## Start DATA FOR THIS EXERCISE

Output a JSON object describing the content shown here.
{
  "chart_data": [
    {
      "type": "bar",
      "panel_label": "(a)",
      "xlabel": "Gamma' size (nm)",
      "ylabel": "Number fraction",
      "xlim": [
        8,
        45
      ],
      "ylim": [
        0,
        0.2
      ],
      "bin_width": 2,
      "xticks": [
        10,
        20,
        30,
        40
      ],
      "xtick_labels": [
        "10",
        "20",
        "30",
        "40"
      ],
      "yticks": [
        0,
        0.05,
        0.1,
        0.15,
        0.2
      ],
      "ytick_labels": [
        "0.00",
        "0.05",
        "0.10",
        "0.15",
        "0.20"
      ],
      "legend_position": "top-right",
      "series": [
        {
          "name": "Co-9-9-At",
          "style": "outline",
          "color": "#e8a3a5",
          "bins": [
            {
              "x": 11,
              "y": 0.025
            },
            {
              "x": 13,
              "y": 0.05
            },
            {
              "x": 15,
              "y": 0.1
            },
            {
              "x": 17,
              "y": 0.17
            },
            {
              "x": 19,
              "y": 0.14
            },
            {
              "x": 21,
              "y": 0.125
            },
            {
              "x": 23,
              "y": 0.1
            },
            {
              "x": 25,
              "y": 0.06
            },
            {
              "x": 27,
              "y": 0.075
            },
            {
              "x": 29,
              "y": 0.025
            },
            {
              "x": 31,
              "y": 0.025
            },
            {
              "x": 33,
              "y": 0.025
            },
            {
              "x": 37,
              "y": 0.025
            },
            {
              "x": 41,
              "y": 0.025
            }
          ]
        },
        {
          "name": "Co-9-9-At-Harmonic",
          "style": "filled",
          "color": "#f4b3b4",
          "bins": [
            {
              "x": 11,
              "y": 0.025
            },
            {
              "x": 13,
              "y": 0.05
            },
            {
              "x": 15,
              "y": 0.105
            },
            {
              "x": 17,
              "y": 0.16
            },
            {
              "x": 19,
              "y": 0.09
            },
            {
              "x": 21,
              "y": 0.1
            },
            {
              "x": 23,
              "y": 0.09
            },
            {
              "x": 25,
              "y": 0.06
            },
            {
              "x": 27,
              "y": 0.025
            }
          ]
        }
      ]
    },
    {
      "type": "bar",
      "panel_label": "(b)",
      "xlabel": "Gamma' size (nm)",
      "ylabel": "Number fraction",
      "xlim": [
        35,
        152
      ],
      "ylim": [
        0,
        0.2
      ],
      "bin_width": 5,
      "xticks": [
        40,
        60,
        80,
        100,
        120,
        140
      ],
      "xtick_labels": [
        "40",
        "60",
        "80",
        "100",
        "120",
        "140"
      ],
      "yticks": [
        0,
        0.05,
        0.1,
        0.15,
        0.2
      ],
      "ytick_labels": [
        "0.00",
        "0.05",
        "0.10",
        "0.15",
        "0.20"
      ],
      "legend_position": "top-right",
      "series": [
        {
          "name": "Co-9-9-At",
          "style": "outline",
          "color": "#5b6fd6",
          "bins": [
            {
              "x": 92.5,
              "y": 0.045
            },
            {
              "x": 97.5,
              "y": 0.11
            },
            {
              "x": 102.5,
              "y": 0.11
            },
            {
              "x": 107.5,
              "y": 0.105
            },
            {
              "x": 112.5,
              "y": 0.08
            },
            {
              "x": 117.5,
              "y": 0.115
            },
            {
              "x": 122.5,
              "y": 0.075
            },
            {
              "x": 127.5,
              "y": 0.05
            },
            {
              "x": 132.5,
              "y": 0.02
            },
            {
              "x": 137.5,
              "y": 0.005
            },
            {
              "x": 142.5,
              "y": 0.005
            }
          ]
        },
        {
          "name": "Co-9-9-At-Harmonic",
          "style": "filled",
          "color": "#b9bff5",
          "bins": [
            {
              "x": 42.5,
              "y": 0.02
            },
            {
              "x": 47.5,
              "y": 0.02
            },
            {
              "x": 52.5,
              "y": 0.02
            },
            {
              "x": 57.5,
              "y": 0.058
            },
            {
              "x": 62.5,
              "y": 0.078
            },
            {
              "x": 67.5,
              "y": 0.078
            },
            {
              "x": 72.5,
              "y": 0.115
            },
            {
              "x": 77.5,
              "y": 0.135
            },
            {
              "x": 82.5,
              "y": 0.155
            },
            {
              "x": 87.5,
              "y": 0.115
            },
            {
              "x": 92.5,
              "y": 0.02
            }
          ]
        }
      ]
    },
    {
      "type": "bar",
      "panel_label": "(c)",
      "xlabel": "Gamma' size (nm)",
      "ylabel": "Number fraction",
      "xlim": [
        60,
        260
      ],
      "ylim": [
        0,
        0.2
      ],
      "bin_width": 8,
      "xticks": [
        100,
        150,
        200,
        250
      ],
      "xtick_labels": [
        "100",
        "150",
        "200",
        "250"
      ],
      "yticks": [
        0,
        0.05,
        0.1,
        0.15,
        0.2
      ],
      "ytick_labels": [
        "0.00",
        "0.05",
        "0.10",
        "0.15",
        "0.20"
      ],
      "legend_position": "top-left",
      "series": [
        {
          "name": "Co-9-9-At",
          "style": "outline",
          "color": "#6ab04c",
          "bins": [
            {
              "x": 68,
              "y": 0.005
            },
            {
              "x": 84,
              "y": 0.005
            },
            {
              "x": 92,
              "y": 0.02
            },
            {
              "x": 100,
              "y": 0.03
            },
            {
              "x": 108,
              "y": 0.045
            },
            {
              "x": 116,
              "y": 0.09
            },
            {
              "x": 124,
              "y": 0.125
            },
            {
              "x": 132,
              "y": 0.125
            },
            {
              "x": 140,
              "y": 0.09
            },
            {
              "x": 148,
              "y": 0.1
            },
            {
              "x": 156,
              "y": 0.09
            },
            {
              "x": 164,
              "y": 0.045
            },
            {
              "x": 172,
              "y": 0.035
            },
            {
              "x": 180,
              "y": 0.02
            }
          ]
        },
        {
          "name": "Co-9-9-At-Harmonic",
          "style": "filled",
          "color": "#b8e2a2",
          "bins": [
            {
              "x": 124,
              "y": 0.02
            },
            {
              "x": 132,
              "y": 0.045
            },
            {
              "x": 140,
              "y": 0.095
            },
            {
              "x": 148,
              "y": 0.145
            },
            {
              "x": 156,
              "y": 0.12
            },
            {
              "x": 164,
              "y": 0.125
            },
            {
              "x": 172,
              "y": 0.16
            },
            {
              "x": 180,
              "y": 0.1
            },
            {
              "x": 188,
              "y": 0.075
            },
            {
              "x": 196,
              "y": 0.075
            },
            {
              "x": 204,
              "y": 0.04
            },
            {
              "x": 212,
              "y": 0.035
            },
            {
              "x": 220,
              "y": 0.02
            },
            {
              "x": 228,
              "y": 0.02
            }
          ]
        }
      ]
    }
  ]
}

## End DATA FOR THIS EXERCISE

**TASK PROMPT**
Every entry must be output again, exactly as written above.

**SOLUTION TO THIS EXERCISE**
Output a JSON object describing the content shown here.
{
  "chart_data": [
    {
      "type": "bar",
      "panel_label": "(a)",
      "xlabel": "Gamma' size (nm)",
      "ylabel": "Number fraction",
      "xlim": [
        8,
        45
      ],
      "ylim": [
        0,
        0.2
      ],
      "bin_width": 2,
      "xticks": [
        10,
        20,
        30,
        40
      ],
      "xtick_labels": [
        "10",
        "20",
        "30",
        "40"
      ],
      "yticks": [
        0,
        0.05,
        0.1,
        0.15,
        0.2
      ],
      "ytick_labels": [
        "0.00",
        "0.05",
        "0.10",
        "0.15",
        "0.20"
      ],
      "legend_position": "top-right",
      "series": [
        {
          "name": "Co-9-9-At",
          "style": "outline",
          "color": "#e8a3a5",
          "bins": [
            {
              "x": 11,
              "y": 0.025
            },
            {
              "x": 13,
              "y": 0.05
            },
            {
              "x": 15,
              "y": 0.1
            },
            {
              "x": 17,
              "y": 0.17
            },
            {
              "x": 19,
              "y": 0.14
            },
            {
              "x": 21,
              "y": 0.125
            },
            {
              "x": 23,
              "y": 0.1
            },
            {
              "x": 25,
              "y": 0.06
            },
            {
              "x": 27,
              "y": 0.075
            },
            {
              "x": 29,
              "y": 0.025
            },
            {
              "x": 31,
              "y": 0.025
            },
            {
              "x": 33,
              "y": 0.025
            },
            {
              "x": 37,
              "y": 0.025
            },
            {
              "x": 41,
              "y": 0.025
            }
          ]
        },
        {
          "name": "Co-9-9-At-Harmonic",
          "style": "filled",
          "color": "#f4b3b4",
          "bins": [
            {
              "x": 11,
              "y": 0.025
            },
            {
              "x": 13,
              "y": 0.05
            },
            {
              "x": 15,
              "y": 0.105
            },
            {
              "x": 17,
              "y": 0.16
            },
            {
              "x": 19,
              "y": 0.09
            },
            {
              "x": 21,
              "y": 0.1
            },
            {
              "x": 23,
              "y": 0.09
            },
            {
              "x": 25,
              "y": 0.06
            },
            {
              "x": 27,
              "y": 0.025
            }
          ]
        }
      ]
    },
    {
      "type": "bar",
      "panel_label": "(b)",
      "xlabel": "Gamma' size (nm)",
      "ylabel": "Number fraction",
      "xlim": [
        35,
        152
      ],
      "ylim": [
        0,
        0.2
      ],
      "bin_width": 5,
      "xticks": [
        40,
        60,
        80,
        100,
        120,
        140
      ],
      "xtick_labels": [
        "40",
        "60",
        "80",
        "100",
        "120",
        "140"
      ],
      "yticks": [
        0,
        0.05,
        0.1,
        0.15,
        0.2
      ],
      "ytick_labels": [
        "0.00",
        "0.05",
        "0.10",
        "0.15",
        "0.20"
      ],
      "legend_position": "top-right",
      "series": [
        {
          "name": "Co-9-9-At",
          "style": "outline",
          "color": "#5b6fd6",
          "bins": [
            {
              "x": 92.5,
              "y": 0.045
            },
            {
              "x": 97.5,
              "y": 0.11
            },
            {
              "x": 102.5,
              "y": 0.11
            },
            {
              "x": 107.5,
              "y": 0.105
            },
            {
              "x": 112.5,
              "y": 0.08
            },
            {
              "x": 117.5,
              "y": 0.115
            },
            {
              "x": 122.5,
              "y": 0.075
            },
            {
              "x": 127.5,
              "y": 0.05
            },
            {
              "x": 132.5,
              "y": 0.02
            },
            {
              "x": 137.5,
              "y": 0.005
            },
            {
              "x": 142.5,
              "y": 0.005
            }
          ]
        },
        {
          "name": "Co-9-9-At-Harmonic",
          "style": "filled",
          "color": "#b9bff5",
          "bins": [
            {
              "x": 42.5,
              "y": 0.02
            },
            {
              "x": 47.5,
              "y": 0.02
            },
            {
              "x": 52.5,
              "y": 0.02
            },
            {
              "x": 57.5,
              "y": 0.058
            },
            {
              "x": 62.5,
              "y": 0.078
            },
            {
              "x": 67.5,
              "y": 0.078
            },
            {
              "x": 72.5,
              "y": 0.115
            },
            {
              "x": 77.5,
              "y": 0.135
            },
            {
              "x": 82.5,
              "y": 0.155
            },
            {
              "x": 87.5,
              "y": 0.115
            },
            {
              "x": 92.5,
              "y": 0.02
            }
          ]
        }
      ]
    },
    {
      "type": "bar",
      "panel_label": "(c)",
      "xlabel": "Gamma' size (nm)",
      "ylabel": "Number fraction",
      "xlim": [
        60,
        260
      ],
      "ylim": [
        0,
        0.2
      ],
      "bin_width": 8,
      "xticks": [
        100,
        150,
        200,
        250
      ],
      "xtick_labels": [
        "100",
        "150",
        "200",
        "250"
      ],
      "yticks": [
        0,
        0.05,
        0.1,
        0.15,
        0.2
      ],
      "ytick_labels": [
        "0.00",
        "0.05",
        "0.10",
        "0.15",
        "0.20"
      ],
      "legend_position": "top-left",
      "series": [
        {
          "name": "Co-9-9-At",
          "style": "outline",
          "color": "#6ab04c",
          "bins": [
            {
              "x": 68,
              "y": 0.005
            },
            {
              "x": 84,
              "y": 0.005
            },
            {
              "x": 92,
              "y": 0.02
            },
            {
              "x": 100,
              "y": 0.03
            },
            {
              "x": 108,
              "y": 0.045
            },
            {
              "x": 116,
              "y": 0.09
            },
            {
              "x": 124,
              "y": 0.125
            },
            {
              "x": 132,
              "y": 0.125
            },
            {
              "x": 140,
              "y": 0.09
            },
            {
              "x": 148,
              "y": 0.1
            },
            {
              "x": 156,
              "y": 0.09
            },
            {
              "x": 164,
              "y": 0.045
            },
            {
              "x": 172,
              "y": 0.035
            },
            {
              "x": 180,
              "y": 0.02
            }
          ]
        },
        {
          "name": "Co-9-9-At-Harmonic",
          "style": "filled",
          "color": "#b8e2a2",
          "bins": [
            {
              "x": 124,
              "y": 0.02
            },
            {
              "x": 132,
              "y": 0.045
            },
            {
              "x": 140,
              "y": 0.095
            },
            {
              "x": 148,
              "y": 0.145
            },
            {
              "x": 156,
              "y": 0.12
            },
            {
              "x": 164,
              "y": 0.125
            },
            {
              "x": 172,
              "y": 0.16
            },
            {
              "x": 180,
              "y": 0.1
            },
            {
              "x": 188,
              "y": 0.075
            },
            {
              "x": 196,
              "y": 0.075
            },
            {
              "x": 204,
              "y": 0.04
            },
            {
              "x": 212,
              "y": 0.035
            },
            {
              "x": 220,
              "y": 0.02
            },
            {
              "x": 228,
              "y": 0.02
            }
          ]
        }
      ]
    }
  ]
}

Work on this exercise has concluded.